:: Set problem ::
Copy every line in the records below that contains the word "screen".

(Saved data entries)
»»
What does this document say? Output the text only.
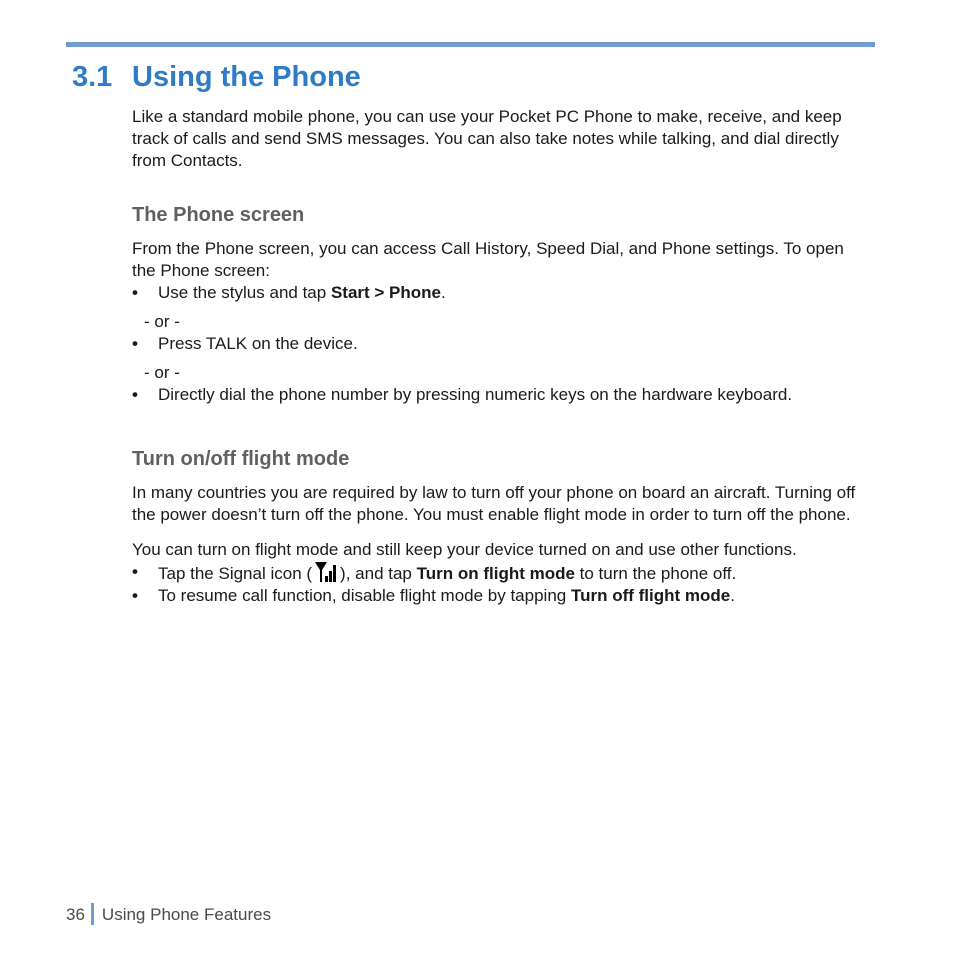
3.1 Using the Phone

Like a standard mobile phone, you can use your Pocket PC Phone to make, receive, and keep track of calls and send SMS messages. You can also take notes while talking, and dial directly from Contacts.

The Phone screen

From the Phone screen, you can access Call History, Speed Dial, and Phone settings. To open the Phone screen:

• Use the stylus and tap Start > Phone.

- or -

• Press TALK on the device.

- or -

• Directly dial the phone number by pressing numeric keys on the hardware keyboard.

Turn on/off flight mode

In many countries you are required by law to turn off your phone on board an aircraft. Turning off the power doesn’t turn off the phone. You must enable flight mode in order to turn off the phone.

You can turn on flight mode and still keep your device turned on and use other functions.

• Tap the Signal icon ( ), and tap Turn on flight mode to turn the phone off.

• To resume call function, disable flight mode by tapping Turn off flight mode.

36 Using Phone Features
««
:: Result ::
The Phone screen
From the Phone screen, you can access Call History, Speed Dial, and Phone settings. To open the Phone screen:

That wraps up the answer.